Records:
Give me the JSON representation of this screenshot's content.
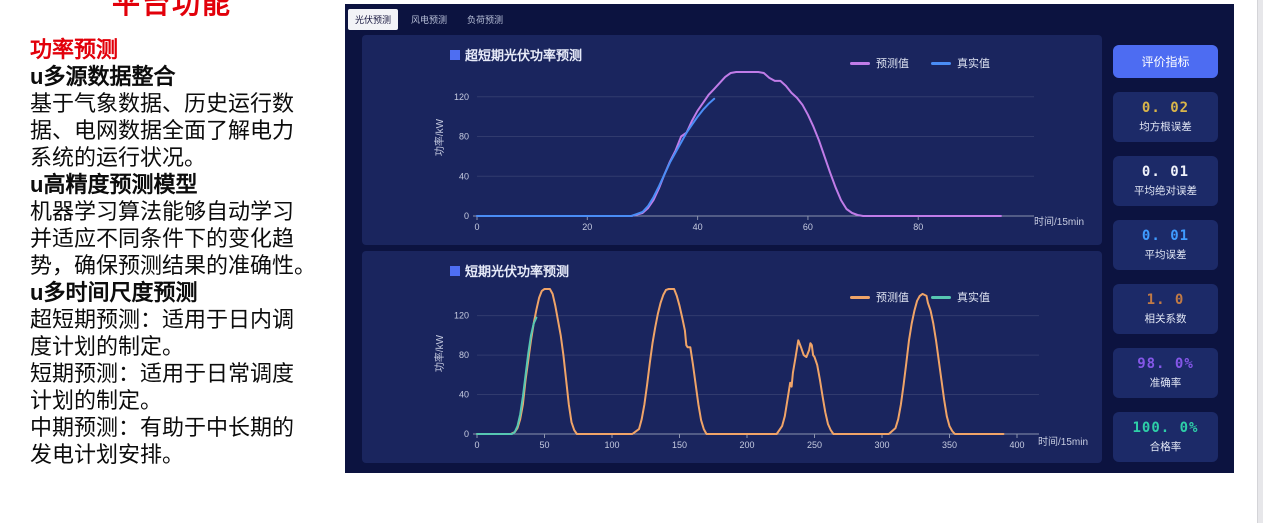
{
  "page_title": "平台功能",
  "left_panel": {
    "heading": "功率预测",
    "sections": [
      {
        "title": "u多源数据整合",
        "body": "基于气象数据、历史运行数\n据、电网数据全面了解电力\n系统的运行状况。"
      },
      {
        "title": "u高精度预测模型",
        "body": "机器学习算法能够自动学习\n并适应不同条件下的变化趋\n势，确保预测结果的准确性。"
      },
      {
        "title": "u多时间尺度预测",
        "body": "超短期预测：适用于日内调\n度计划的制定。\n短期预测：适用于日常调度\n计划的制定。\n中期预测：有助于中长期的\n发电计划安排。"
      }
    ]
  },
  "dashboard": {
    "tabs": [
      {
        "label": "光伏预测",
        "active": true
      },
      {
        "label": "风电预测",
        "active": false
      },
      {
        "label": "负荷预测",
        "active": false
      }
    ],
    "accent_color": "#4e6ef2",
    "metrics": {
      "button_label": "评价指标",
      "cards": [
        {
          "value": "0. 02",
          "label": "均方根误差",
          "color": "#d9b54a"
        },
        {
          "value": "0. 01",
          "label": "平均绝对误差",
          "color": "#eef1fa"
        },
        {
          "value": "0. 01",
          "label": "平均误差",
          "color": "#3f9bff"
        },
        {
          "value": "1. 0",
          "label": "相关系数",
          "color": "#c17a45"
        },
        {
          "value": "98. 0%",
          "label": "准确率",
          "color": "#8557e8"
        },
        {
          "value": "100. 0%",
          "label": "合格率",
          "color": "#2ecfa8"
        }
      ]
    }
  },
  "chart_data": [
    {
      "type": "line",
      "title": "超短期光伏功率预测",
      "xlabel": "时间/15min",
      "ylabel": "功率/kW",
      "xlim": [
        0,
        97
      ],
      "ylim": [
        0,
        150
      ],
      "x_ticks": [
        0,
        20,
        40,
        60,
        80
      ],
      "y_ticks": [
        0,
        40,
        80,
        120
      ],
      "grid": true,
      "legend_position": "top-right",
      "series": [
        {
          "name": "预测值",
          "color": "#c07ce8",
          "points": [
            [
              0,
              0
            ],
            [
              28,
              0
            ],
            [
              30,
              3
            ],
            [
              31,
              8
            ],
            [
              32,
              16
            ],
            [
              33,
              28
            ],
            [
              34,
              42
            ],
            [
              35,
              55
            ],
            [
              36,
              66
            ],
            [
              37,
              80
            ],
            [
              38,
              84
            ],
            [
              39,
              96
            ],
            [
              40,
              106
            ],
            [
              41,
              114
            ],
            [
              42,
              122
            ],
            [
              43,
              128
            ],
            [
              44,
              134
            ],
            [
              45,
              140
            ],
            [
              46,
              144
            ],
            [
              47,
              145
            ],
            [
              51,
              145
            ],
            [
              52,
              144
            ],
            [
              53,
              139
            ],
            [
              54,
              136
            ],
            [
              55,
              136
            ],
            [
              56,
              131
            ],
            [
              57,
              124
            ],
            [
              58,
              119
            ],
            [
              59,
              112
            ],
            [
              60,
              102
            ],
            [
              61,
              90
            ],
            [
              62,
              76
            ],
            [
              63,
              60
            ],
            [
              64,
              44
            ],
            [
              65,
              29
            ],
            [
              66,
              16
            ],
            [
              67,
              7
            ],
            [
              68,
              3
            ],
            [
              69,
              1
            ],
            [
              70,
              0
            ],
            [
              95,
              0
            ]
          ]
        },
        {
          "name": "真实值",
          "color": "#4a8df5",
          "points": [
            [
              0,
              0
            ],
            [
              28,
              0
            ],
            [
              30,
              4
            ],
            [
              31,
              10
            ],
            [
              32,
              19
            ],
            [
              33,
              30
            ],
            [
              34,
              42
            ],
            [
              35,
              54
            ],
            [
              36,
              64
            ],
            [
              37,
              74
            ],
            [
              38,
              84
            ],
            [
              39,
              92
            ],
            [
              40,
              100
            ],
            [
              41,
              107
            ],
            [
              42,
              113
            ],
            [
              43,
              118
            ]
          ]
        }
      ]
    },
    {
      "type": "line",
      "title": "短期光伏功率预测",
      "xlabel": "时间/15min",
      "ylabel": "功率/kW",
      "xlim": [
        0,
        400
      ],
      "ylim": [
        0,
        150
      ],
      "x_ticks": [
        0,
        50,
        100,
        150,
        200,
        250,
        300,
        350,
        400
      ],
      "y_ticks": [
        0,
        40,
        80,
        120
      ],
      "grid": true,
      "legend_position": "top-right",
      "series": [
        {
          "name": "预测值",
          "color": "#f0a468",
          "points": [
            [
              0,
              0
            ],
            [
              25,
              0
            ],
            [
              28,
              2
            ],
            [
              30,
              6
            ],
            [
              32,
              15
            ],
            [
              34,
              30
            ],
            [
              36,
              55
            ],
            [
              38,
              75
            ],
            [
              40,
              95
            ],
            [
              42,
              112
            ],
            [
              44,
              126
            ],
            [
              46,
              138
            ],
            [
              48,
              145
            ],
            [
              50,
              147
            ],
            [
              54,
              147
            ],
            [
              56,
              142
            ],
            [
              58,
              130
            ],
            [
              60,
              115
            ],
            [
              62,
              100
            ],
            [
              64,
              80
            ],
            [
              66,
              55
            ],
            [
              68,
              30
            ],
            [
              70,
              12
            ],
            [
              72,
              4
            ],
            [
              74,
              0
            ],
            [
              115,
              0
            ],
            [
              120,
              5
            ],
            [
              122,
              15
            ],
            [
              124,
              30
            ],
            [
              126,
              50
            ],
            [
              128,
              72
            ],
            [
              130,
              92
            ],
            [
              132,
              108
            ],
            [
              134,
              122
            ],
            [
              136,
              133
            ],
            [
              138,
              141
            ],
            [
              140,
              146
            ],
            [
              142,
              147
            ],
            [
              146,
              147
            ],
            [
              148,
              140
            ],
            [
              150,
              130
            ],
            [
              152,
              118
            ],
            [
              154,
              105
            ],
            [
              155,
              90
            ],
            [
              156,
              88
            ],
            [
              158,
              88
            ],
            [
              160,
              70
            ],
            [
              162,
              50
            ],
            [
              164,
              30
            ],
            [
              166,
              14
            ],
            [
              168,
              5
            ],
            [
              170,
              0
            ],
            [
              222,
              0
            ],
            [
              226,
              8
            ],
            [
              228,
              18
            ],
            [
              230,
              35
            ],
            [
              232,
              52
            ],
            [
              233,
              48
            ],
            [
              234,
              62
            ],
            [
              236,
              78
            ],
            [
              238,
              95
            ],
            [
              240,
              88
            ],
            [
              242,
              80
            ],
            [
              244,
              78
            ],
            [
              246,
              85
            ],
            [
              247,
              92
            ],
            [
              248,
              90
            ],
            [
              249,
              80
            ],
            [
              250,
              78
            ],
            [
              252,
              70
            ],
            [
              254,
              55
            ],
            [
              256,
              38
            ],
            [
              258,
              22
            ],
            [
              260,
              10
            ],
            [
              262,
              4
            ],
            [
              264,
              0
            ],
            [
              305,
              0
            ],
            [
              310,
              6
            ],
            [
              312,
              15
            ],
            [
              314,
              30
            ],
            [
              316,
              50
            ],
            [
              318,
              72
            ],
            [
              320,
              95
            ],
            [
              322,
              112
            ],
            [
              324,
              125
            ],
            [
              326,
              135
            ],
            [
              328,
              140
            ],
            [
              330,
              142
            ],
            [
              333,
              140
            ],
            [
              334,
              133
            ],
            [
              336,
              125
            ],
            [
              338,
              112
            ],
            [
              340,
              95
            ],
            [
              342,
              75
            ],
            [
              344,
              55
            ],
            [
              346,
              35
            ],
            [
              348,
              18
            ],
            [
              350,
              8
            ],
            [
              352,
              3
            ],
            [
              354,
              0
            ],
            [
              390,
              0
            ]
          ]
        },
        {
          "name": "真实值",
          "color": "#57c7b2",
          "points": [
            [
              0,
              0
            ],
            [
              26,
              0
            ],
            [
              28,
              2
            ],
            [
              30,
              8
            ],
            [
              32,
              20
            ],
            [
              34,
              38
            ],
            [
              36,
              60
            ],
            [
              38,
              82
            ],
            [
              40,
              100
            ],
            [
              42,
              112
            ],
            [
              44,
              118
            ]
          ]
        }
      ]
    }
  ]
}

WHAT YOU SHOULD DO ▸
Identify the lines of the data that contain the word "value". Copy each of them.

ANSWER TO THE PROBLEM ▸
          "value": "0. 02",
          "value": "0. 01",
          "value": "0. 01",
          "value": "1. 0",
          "value": "98. 0%",
          "value": "100. 0%",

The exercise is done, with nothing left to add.